## EXERCISE DESCRIPTION
Determine the number of lines containing the word "down", and state that figure alone.

## DATA IN THIS EXERCISE
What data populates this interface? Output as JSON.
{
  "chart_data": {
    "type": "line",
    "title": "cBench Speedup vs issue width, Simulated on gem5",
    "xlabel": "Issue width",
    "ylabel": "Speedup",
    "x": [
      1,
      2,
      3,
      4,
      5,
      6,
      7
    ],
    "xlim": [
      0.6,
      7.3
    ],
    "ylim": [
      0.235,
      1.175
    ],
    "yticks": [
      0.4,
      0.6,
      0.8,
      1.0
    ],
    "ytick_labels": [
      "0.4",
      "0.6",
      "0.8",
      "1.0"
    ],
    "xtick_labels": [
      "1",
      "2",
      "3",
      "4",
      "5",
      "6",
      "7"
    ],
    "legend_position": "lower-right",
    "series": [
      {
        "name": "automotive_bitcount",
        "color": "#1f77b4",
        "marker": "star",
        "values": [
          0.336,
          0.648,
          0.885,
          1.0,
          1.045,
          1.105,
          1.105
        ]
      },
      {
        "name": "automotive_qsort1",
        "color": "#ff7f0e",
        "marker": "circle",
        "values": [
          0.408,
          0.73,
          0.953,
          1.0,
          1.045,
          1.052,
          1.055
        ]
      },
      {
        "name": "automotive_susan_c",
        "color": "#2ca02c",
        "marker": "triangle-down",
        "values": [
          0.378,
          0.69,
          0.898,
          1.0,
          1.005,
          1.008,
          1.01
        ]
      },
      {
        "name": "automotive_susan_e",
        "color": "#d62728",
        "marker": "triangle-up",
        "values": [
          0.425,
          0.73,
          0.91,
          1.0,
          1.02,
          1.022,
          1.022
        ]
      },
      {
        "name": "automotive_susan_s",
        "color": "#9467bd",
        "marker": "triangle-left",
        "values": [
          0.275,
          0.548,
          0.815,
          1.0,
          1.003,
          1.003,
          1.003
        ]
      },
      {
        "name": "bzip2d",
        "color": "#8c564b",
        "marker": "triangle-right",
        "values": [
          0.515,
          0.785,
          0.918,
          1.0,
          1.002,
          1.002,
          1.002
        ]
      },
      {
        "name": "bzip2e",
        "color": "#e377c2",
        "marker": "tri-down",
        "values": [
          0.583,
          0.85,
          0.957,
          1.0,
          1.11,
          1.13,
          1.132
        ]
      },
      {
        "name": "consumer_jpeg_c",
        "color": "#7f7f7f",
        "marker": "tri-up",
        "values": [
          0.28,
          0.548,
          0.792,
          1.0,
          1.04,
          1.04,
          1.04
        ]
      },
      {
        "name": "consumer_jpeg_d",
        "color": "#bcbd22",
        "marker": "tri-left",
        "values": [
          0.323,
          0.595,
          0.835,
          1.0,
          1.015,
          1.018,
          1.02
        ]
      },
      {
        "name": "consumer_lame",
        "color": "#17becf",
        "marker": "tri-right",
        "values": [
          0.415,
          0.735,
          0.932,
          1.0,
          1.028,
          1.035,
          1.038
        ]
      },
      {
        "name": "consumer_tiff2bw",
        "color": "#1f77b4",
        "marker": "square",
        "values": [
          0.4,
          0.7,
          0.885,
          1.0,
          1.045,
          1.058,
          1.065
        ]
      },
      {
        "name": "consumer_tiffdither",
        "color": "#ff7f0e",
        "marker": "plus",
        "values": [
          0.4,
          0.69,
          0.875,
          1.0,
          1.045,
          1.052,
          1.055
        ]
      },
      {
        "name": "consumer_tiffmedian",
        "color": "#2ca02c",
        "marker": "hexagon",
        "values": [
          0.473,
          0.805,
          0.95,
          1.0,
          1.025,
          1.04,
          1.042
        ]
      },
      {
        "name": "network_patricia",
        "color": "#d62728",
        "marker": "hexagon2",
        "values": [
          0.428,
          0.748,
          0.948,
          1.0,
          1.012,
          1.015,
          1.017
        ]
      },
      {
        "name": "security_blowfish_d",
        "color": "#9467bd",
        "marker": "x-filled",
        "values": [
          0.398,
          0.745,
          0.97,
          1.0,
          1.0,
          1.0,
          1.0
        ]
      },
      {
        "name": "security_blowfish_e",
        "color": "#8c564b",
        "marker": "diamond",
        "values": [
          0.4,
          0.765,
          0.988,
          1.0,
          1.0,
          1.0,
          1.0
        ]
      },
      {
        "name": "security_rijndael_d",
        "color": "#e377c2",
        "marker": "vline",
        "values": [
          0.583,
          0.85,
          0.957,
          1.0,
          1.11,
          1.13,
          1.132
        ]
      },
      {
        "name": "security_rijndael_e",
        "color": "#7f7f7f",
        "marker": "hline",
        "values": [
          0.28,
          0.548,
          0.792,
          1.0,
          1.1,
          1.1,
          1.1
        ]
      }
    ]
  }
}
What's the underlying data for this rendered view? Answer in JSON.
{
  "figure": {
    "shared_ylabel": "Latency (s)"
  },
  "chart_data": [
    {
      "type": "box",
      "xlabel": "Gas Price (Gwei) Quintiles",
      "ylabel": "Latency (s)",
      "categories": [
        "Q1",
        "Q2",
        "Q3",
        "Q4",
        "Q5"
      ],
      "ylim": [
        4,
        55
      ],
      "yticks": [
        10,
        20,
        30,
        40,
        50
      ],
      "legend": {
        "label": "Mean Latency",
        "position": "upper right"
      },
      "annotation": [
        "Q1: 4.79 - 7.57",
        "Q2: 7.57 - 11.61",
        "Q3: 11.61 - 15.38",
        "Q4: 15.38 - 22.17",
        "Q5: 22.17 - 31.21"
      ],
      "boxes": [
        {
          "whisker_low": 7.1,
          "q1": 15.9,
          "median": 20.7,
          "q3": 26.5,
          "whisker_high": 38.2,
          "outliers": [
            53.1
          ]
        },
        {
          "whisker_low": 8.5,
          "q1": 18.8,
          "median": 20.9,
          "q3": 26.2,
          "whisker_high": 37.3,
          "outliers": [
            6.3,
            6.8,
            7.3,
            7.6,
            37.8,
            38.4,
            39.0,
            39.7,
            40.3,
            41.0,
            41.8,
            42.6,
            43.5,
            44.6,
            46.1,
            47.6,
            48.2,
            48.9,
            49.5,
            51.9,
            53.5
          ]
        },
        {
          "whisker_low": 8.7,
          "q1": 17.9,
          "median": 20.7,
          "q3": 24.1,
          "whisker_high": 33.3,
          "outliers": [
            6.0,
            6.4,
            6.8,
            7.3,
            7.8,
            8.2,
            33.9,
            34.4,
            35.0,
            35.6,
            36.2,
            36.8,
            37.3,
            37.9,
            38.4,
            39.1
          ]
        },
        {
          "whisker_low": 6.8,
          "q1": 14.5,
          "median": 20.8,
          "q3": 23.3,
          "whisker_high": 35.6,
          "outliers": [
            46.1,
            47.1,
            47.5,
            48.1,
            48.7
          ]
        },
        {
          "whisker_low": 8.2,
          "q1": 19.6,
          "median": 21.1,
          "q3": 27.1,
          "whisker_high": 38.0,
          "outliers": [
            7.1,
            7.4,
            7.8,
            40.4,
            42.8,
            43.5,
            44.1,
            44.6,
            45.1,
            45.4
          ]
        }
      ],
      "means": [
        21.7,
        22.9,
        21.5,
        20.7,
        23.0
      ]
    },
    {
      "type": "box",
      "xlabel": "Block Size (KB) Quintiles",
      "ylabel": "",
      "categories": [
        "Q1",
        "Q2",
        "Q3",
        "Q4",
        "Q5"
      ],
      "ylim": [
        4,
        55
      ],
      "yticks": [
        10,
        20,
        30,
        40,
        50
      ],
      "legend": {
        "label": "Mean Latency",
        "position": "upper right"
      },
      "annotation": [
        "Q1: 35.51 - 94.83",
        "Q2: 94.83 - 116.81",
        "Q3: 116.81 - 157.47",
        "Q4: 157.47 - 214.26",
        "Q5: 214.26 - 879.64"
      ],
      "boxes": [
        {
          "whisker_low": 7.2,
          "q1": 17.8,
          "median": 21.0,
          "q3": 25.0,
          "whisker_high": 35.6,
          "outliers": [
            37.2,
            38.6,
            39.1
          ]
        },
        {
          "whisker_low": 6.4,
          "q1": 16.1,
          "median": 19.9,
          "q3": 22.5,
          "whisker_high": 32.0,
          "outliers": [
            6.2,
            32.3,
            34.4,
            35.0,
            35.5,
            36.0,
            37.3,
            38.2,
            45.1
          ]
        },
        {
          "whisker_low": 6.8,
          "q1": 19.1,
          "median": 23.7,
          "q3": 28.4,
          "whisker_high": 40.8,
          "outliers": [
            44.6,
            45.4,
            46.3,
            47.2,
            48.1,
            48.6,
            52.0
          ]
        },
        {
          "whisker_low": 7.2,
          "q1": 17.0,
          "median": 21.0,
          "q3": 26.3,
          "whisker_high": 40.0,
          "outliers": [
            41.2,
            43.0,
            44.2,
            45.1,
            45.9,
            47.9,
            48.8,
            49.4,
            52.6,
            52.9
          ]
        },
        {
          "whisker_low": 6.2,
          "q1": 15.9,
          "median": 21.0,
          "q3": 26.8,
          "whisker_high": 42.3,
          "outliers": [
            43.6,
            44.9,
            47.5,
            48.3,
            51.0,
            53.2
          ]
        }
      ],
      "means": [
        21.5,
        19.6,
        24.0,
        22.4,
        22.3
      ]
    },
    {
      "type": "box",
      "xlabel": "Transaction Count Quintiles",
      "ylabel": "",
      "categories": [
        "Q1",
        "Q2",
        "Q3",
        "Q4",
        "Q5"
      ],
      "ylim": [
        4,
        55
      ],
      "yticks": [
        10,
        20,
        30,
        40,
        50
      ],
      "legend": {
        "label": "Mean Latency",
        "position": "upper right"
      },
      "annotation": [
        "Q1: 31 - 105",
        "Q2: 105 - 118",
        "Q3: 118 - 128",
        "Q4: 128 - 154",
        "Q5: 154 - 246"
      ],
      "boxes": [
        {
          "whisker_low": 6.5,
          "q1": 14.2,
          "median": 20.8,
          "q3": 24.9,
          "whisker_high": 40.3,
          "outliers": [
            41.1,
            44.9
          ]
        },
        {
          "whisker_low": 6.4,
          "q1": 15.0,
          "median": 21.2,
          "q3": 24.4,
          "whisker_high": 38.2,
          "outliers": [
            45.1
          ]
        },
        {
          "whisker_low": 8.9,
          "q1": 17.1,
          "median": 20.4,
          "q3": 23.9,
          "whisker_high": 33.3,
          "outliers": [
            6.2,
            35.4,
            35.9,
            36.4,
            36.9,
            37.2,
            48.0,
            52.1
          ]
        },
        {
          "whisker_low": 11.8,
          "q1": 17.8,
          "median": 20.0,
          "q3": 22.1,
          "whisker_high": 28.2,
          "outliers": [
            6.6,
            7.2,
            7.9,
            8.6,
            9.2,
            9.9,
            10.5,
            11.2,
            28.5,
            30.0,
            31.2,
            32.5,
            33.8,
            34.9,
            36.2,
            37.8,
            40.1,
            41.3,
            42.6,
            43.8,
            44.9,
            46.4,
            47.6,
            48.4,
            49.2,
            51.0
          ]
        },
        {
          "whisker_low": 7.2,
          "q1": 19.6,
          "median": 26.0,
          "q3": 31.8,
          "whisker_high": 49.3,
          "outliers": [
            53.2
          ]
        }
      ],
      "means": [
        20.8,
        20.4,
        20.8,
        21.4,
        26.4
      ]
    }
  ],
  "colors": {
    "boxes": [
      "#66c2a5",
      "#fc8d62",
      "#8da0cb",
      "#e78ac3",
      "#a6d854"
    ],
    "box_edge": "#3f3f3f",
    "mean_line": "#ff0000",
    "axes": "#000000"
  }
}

## FINAL RESULT
2